======== Given entries
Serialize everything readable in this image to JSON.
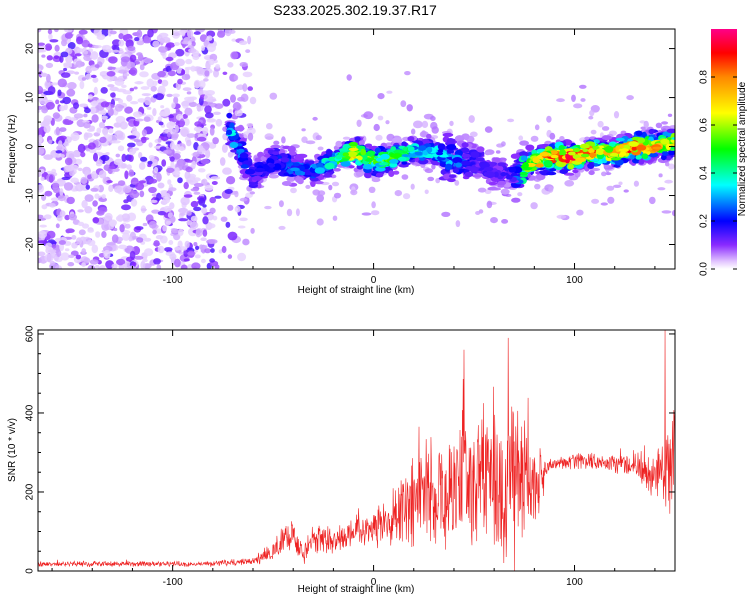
{
  "title": "S233.2025.302.19.37.R17",
  "chart_data": [
    {
      "type": "heatmap",
      "xlabel": "Height of straight line (km)",
      "ylabel": "Frequency (Hz)",
      "xlim": [
        -167,
        150
      ],
      "ylim": [
        -25,
        24
      ],
      "xticks": [
        -100,
        0,
        100
      ],
      "yticks": [
        20,
        10,
        0,
        -10,
        -20
      ],
      "xtick_labels": [
        "-100",
        "0",
        "100"
      ],
      "ytick_labels": [
        "20",
        "10",
        "0",
        "-10",
        "-20"
      ],
      "ridge": {
        "x": [
          -72,
          -60,
          -50,
          -40,
          -30,
          -20,
          -10,
          0,
          10,
          20,
          30,
          40,
          50,
          60,
          70,
          80,
          90,
          100,
          110,
          120,
          130,
          140,
          150
        ],
        "freq": [
          4,
          -6,
          -3,
          -4,
          -5,
          -3,
          -1,
          -3,
          -2,
          -1,
          -1,
          -3,
          -3,
          -5,
          -6,
          -3,
          -2,
          -2,
          -1,
          -1,
          0,
          0,
          1
        ],
        "amplitude": [
          0.35,
          0.2,
          0.2,
          0.28,
          0.3,
          0.45,
          0.7,
          0.55,
          0.5,
          0.4,
          0.35,
          0.3,
          0.18,
          0.15,
          0.2,
          0.75,
          0.85,
          0.95,
          0.8,
          0.7,
          0.85,
          0.8,
          0.6
        ]
      },
      "colorbar": {
        "label": "Normalized spectral amplitude",
        "range": [
          0,
          1
        ],
        "ticks": [
          0.0,
          0.2,
          0.4,
          0.6,
          0.8
        ],
        "tick_labels": [
          "0.0",
          "0.2",
          "0.4",
          "0.6",
          "0.8"
        ],
        "colors": [
          "#ffffff",
          "#7700ff",
          "#0000ff",
          "#00ffff",
          "#00ff00",
          "#ffff00",
          "#ff8800",
          "#ff0000",
          "#ff0088"
        ]
      }
    },
    {
      "type": "line",
      "xlabel": "Height of straight line (km)",
      "ylabel": "SNR (10 * v/v)",
      "xlim": [
        -167,
        150
      ],
      "ylim": [
        0,
        610
      ],
      "xticks": [
        -100,
        0,
        100
      ],
      "yticks": [
        0,
        200,
        400,
        600
      ],
      "xtick_labels": [
        "-100",
        "0",
        "100"
      ],
      "ytick_labels": [
        "0",
        "200",
        "400",
        "600"
      ],
      "color": "#ee2222",
      "envelope": {
        "x": [
          -167,
          -80,
          -60,
          -52,
          -45,
          -40,
          -35,
          -30,
          -20,
          -10,
          0,
          10,
          20,
          30,
          40,
          50,
          60,
          70,
          75,
          80,
          85,
          86,
          90,
          100,
          110,
          120,
          130,
          140,
          145,
          150
        ],
        "mean": [
          18,
          18,
          25,
          45,
          80,
          90,
          35,
          90,
          75,
          95,
          110,
          145,
          170,
          190,
          210,
          220,
          225,
          220,
          215,
          215,
          250,
          260,
          270,
          280,
          275,
          270,
          265,
          240,
          260,
          300
        ],
        "spread": [
          8,
          8,
          12,
          25,
          45,
          40,
          25,
          50,
          40,
          50,
          55,
          80,
          140,
          170,
          190,
          230,
          260,
          250,
          210,
          150,
          60,
          25,
          20,
          25,
          25,
          30,
          35,
          70,
          120,
          160
        ]
      },
      "peaks": [
        {
          "x": 67,
          "y": 590
        },
        {
          "x": 145,
          "y": 610
        },
        {
          "x": 45,
          "y": 560
        }
      ]
    }
  ]
}
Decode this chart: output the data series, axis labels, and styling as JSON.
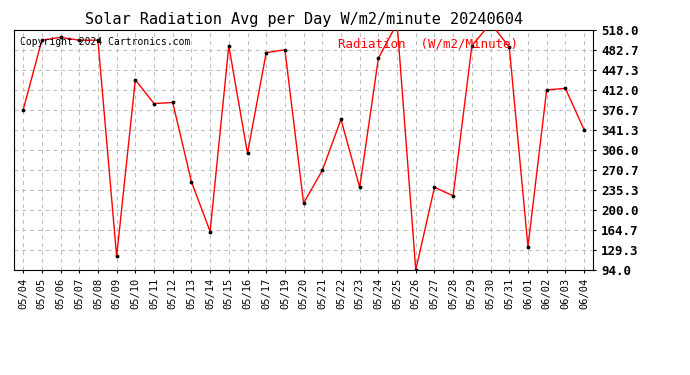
{
  "title": "Solar Radiation Avg per Day W/m2/minute 20240604",
  "copyright": "Copyright 2024 Cartronics.com",
  "legend_label": "Radiation  (W/m2/Minute)",
  "dates": [
    "05/04",
    "05/05",
    "05/06",
    "05/07",
    "05/08",
    "05/09",
    "05/10",
    "05/11",
    "05/12",
    "05/13",
    "05/14",
    "05/15",
    "05/16",
    "05/17",
    "05/19",
    "05/20",
    "05/21",
    "05/22",
    "05/23",
    "05/24",
    "05/25",
    "05/26",
    "05/27",
    "05/28",
    "05/29",
    "05/30",
    "05/31",
    "06/01",
    "06/02",
    "06/03",
    "06/04"
  ],
  "values": [
    376.7,
    500.0,
    505.0,
    500.0,
    500.0,
    118.0,
    430.0,
    388.0,
    390.0,
    250.0,
    162.0,
    490.0,
    300.0,
    478.0,
    483.0,
    212.0,
    270.0,
    360.0,
    240.0,
    468.0,
    530.0,
    94.0,
    240.0,
    225.0,
    490.0,
    530.0,
    488.0,
    135.0,
    412.0,
    415.0,
    342.0
  ],
  "ylim_min": 94.0,
  "ylim_max": 518.0,
  "yticks": [
    94.0,
    129.3,
    164.7,
    200.0,
    235.3,
    270.7,
    306.0,
    341.3,
    376.7,
    412.0,
    447.3,
    482.7,
    518.0
  ],
  "line_color": "red",
  "marker_color": "black",
  "marker": ".",
  "bg_color": "white",
  "grid_color": "#bbbbbb",
  "title_fontsize": 11,
  "copyright_fontsize": 7,
  "legend_fontsize": 9,
  "tick_fontsize": 7.5,
  "ytick_fontsize": 9
}
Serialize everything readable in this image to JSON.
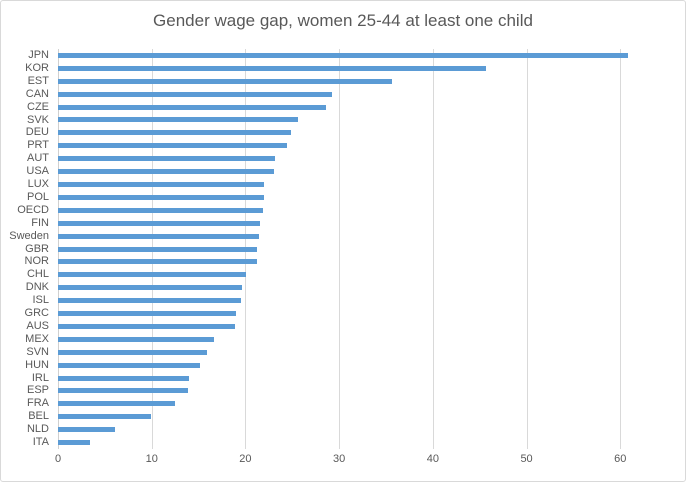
{
  "title": "Gender wage gap, women 25-44 at least one child",
  "colors": {
    "bar": "#5b9bd5",
    "gridline": "#d9d9d9",
    "axis_text": "#595959",
    "title_text": "#595959",
    "chart_border": "#d9d9d9",
    "background": "#ffffff"
  },
  "chart_data": {
    "type": "bar",
    "orientation": "horizontal",
    "title": "Gender wage gap, women 25-44 at least one child",
    "xlabel": "",
    "ylabel": "",
    "categories": [
      "JPN",
      "KOR",
      "EST",
      "CAN",
      "CZE",
      "SVK",
      "DEU",
      "PRT",
      "AUT",
      "USA",
      "LUX",
      "POL",
      "OECD",
      "FIN",
      "Sweden",
      "GBR",
      "NOR",
      "CHL",
      "DNK",
      "ISL",
      "GRC",
      "AUS",
      "MEX",
      "SVN",
      "HUN",
      "IRL",
      "ESP",
      "FRA",
      "BEL",
      "NLD",
      "ITA"
    ],
    "values": [
      60.8,
      45.7,
      35.6,
      29.2,
      28.6,
      25.6,
      24.9,
      24.4,
      23.2,
      23.0,
      22.0,
      22.0,
      21.9,
      21.6,
      21.4,
      21.2,
      21.2,
      20.1,
      19.6,
      19.5,
      19.0,
      18.9,
      16.6,
      15.9,
      15.2,
      14.0,
      13.9,
      12.5,
      9.9,
      6.1,
      3.4
    ],
    "x_ticks": [
      0,
      10,
      20,
      30,
      40,
      50,
      60
    ],
    "xlim": [
      0,
      66.8
    ],
    "grid": true,
    "legend": false
  }
}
================
* _Written request_
Filter the listing above by the word "women"; copy each line that passes.

* _Exercise answer_
  "title": "Gender wage gap, women 25-44 at least one child",
    "title": "Gender wage gap, women 25-44 at least one child",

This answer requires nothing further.